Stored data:
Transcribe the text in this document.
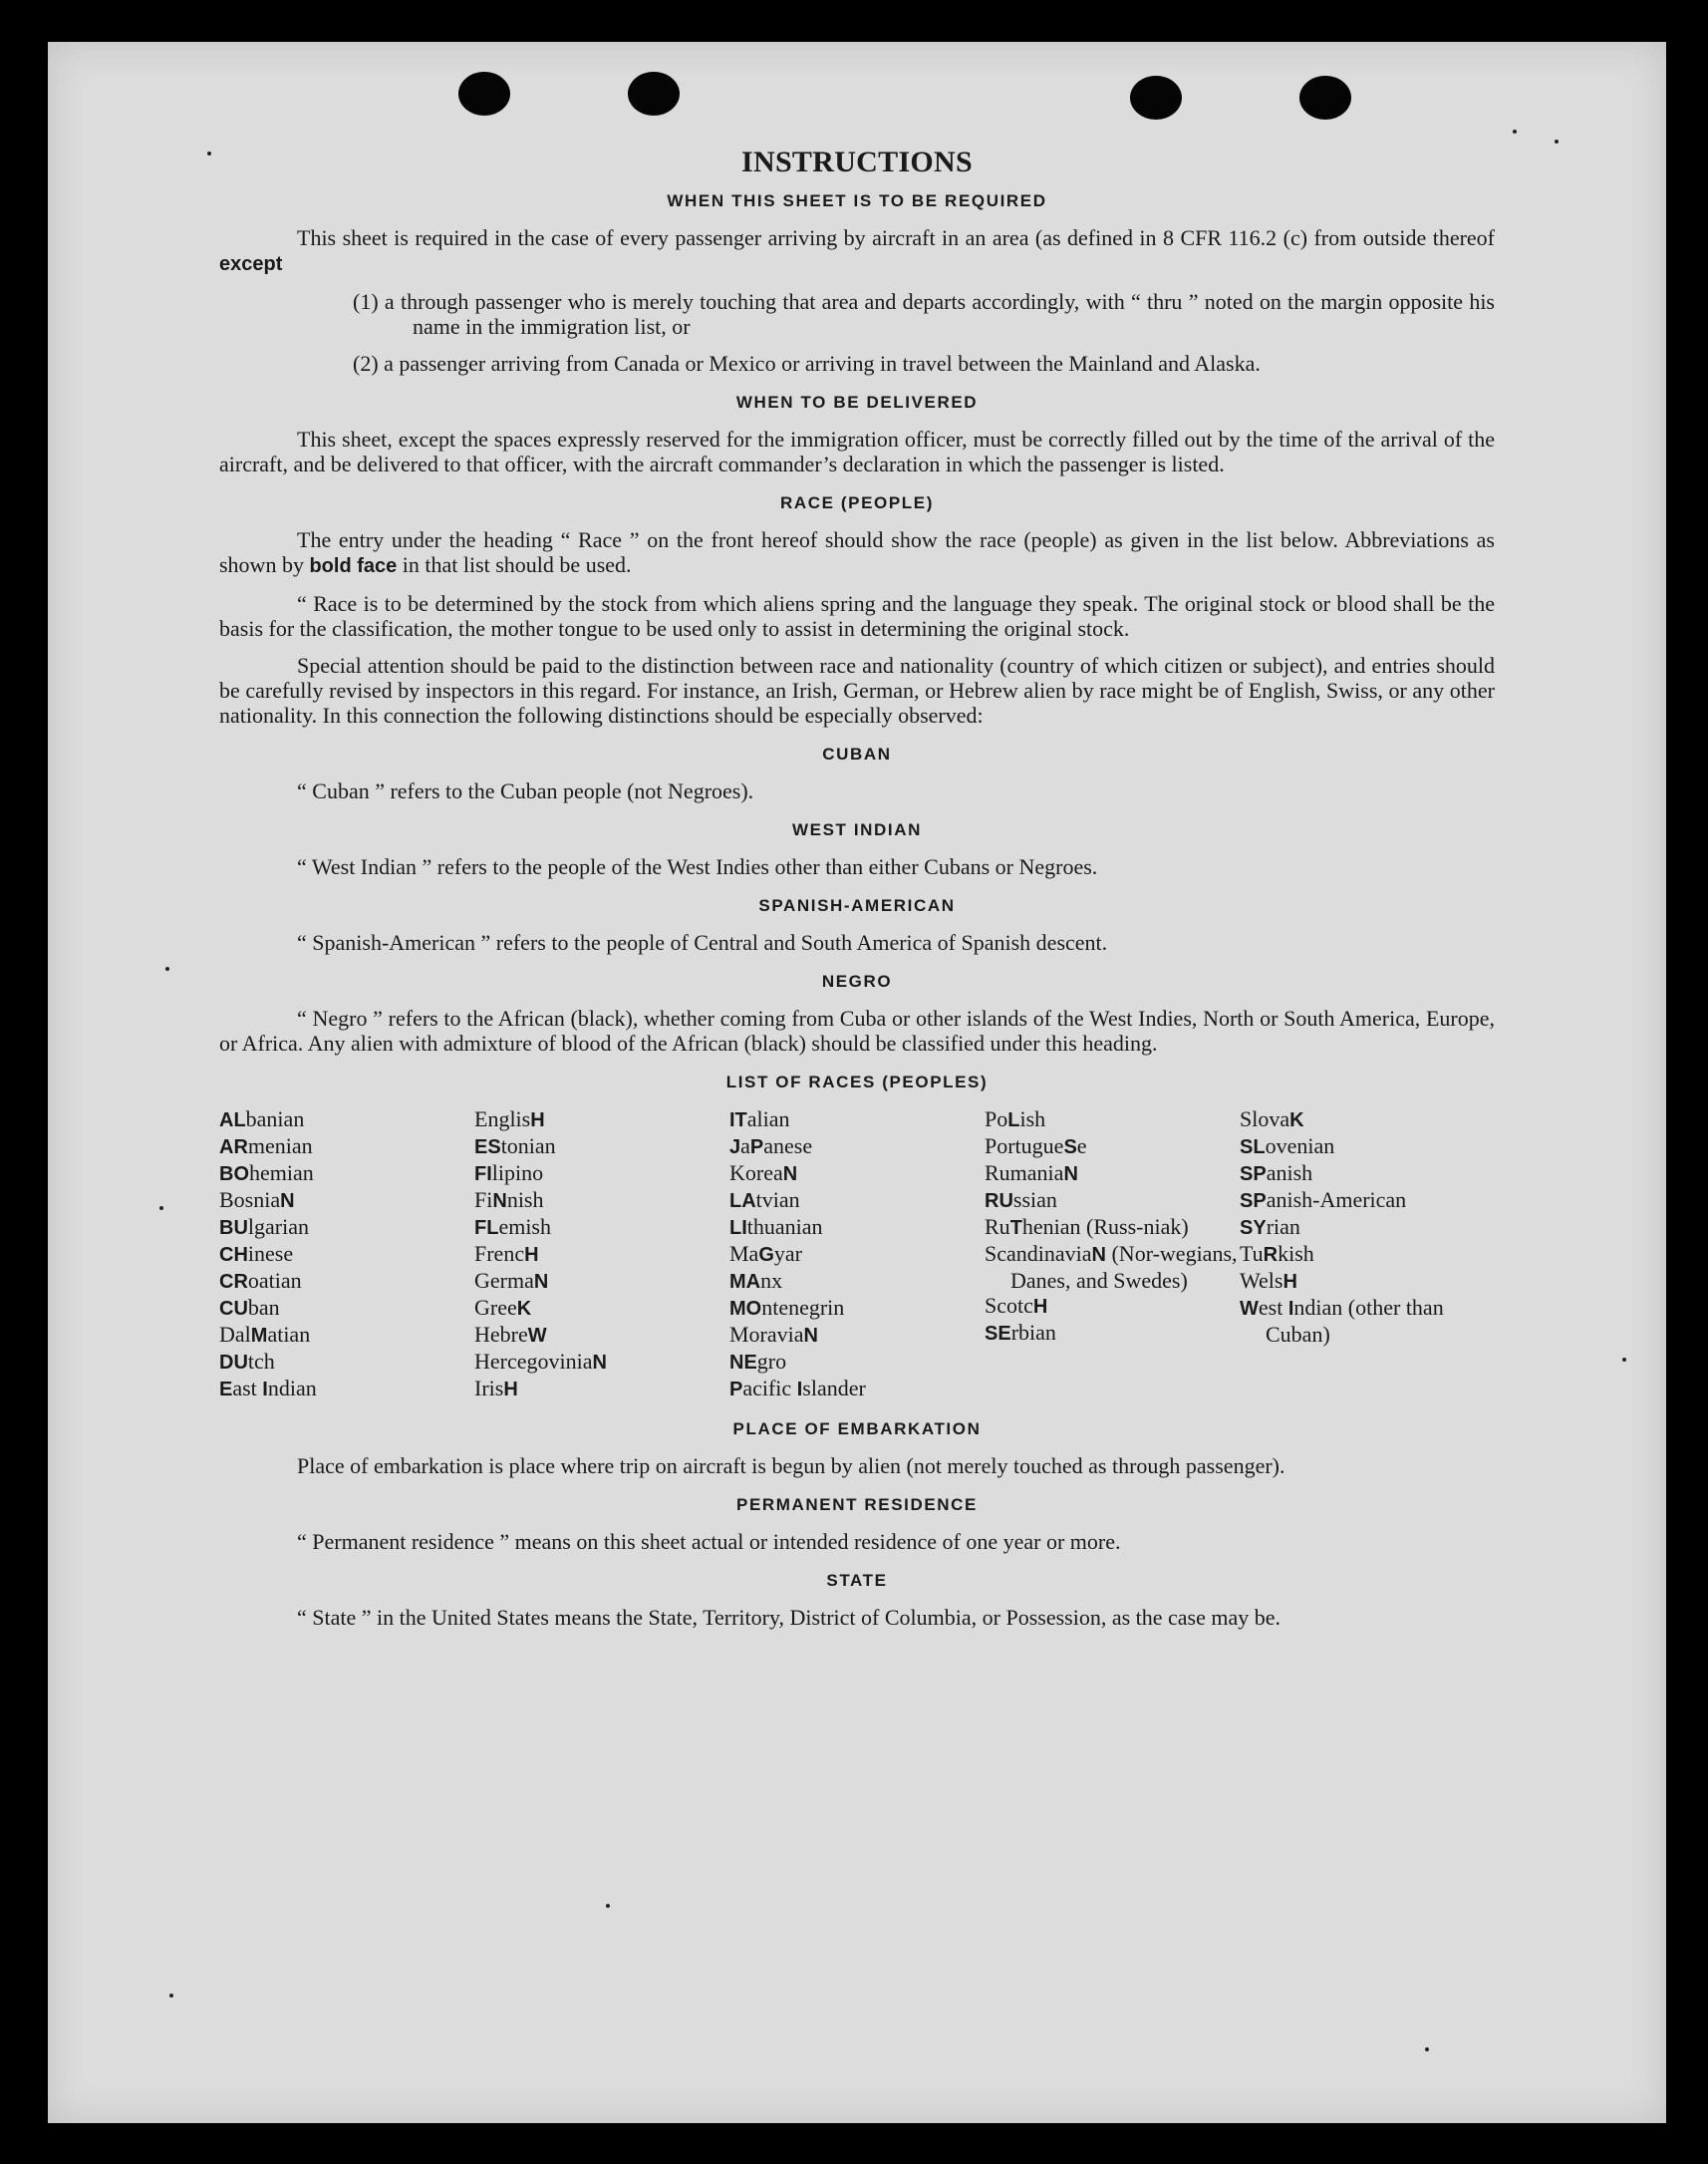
INSTRUCTIONS
WHEN THIS SHEET IS TO BE REQUIRED

This sheet is required in the case of every passenger arriving by aircraft in an area (as defined in 8 CFR 116.2 (c) from outside thereof except

(1) a through passenger who is merely touching that area and departs accordingly, with “ thru ” noted on the margin opposite his name in the immigration list, or
(2) a passenger arriving from Canada or Mexico or arriving in travel between the Mainland and Alaska.
WHEN TO BE DELIVERED

This sheet, except the spaces expressly reserved for the immigration officer, must be correctly filled out by the time of the arrival of the aircraft, and be delivered to that officer, with the aircraft commander’s declaration in which the passenger is listed.

RACE (PEOPLE)

The entry under the heading “ Race ” on the front hereof should show the race (people) as given in the list below. Abbreviations as shown by bold face in that list should be used.

“ Race is to be determined by the stock from which aliens spring and the language they speak. The original stock or blood shall be the basis for the classification, the mother tongue to be used only to assist in determining the original stock.

Special attention should be paid to the distinction between race and nationality (country of which citizen or subject), and entries should be carefully revised by inspectors in this regard. For instance, an Irish, German, or Hebrew alien by race might be of English, Swiss, or any other nationality. In this connection the following distinctions should be especially observed:

CUBAN

“ Cuban ” refers to the Cuban people (not Negroes).

WEST INDIAN

“ West Indian ” refers to the people of the West Indies other than either Cubans or Negroes.

SPANISH-AMERICAN

“ Spanish-American ” refers to the people of Central and South America of Spanish descent.

NEGRO

“ Negro ” refers to the African (black), whether coming from Cuba or other islands of the West Indies, North or South America, Europe, or Africa. Any alien with admixture of blood of the African (black) should be classified under this heading.

LIST OF RACES (PEOPLES)
ALbanian
ARmenian
BOhemian
BosniaN
BUlgarian
CHinese
CRoatian
CUban
DalMatian
DUtch
East Indian
EnglisH
EStonian
FIlipino
FiNnish
FLemish
FrencH
GermaN
GreeK
HebreW
HercegoviniaN
IrisH
ITalian
JaPanese
KoreaN
LAtvian
LIthuanian
MaGyar
MAnx
MOntenegrin
MoraviaN
NEgro
Pacific Islander
PoLish
PortugueSe
RumaniaN
RUssian
RuThenian (Russ-niak)
ScandinaviaN (Nor-wegians, Danes, and Swedes)
ScotcH
SErbian
SlovaK
SLovenian
SPanish
SPanish-American
SYrian
TuRkish
WelsH
West Indian (other than Cuban)
PLACE OF EMBARKATION

Place of embarkation is place where trip on aircraft is begun by alien (not merely touched as through passenger).

PERMANENT RESIDENCE

“ Permanent residence ” means on this sheet actual or intended residence of one year or more.

STATE

“ State ” in the United States means the State, Territory, District of Columbia, or Possession, as the case may be.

What you have to do —
Except for the pictures, copy the material above exactly.

Correct response —
Transcribe the text in this document.
INSTRUCTIONS
WHEN THIS SHEET IS TO BE REQUIRED

This sheet is required in the case of every passenger arriving by aircraft in an area (as defined in 8 CFR 116.2 (c) from outside thereof except

(1) a through passenger who is merely touching that area and departs accordingly, with “ thru ” noted on the margin opposite his name in the immigration list, or
(2) a passenger arriving from Canada or Mexico or arriving in travel between the Mainland and Alaska.
WHEN TO BE DELIVERED

This sheet, except the spaces expressly reserved for the immigration officer, must be correctly filled out by the time of the arrival of the aircraft, and be delivered to that officer, with the aircraft commander’s declaration in which the passenger is listed.

RACE (PEOPLE)

The entry under the heading “ Race ” on the front hereof should show the race (people) as given in the list below. Abbreviations as shown by bold face in that list should be used.

“ Race is to be determined by the stock from which aliens spring and the language they speak. The original stock or blood shall be the basis for the classification, the mother tongue to be used only to assist in determining the original stock.

Special attention should be paid to the distinction between race and nationality (country of which citizen or subject), and entries should be carefully revised by inspectors in this regard. For instance, an Irish, German, or Hebrew alien by race might be of English, Swiss, or any other nationality. In this connection the following distinctions should be especially observed:

CUBAN

“ Cuban ” refers to the Cuban people (not Negroes).

WEST INDIAN

“ West Indian ” refers to the people of the West Indies other than either Cubans or Negroes.

SPANISH-AMERICAN

“ Spanish-American ” refers to the people of Central and South America of Spanish descent.

NEGRO

“ Negro ” refers to the African (black), whether coming from Cuba or other islands of the West Indies, North or South America, Europe, or Africa. Any alien with admixture of blood of the African (black) should be classified under this heading.

LIST OF RACES (PEOPLES)
ALbanian
ARmenian
BOhemian
BosniaN
BUlgarian
CHinese
CRoatian
CUban
DalMatian
DUtch
East Indian
EnglisH
EStonian
FIlipino
FiNnish
FLemish
FrencH
GermaN
GreeK
HebreW
HercegoviniaN
IrisH
ITalian
JaPanese
KoreaN
LAtvian
LIthuanian
MaGyar
MAnx
MOntenegrin
MoraviaN
NEgro
Pacific Islander
PoLish
PortugueSe
RumaniaN
RUssian
RuThenian (Russ-niak)
ScandinaviaN (Nor-wegians, Danes, and Swedes)
ScotcH
SErbian
SlovaK
SLovenian
SPanish
SPanish-American
SYrian
TuRkish
WelsH
West Indian (other than Cuban)
PLACE OF EMBARKATION

Place of embarkation is place where trip on aircraft is begun by alien (not merely touched as through passenger).

PERMANENT RESIDENCE

“ Permanent residence ” means on this sheet actual or intended residence of one year or more.

STATE

“ State ” in the United States means the State, Territory, District of Columbia, or Possession, as the case may be.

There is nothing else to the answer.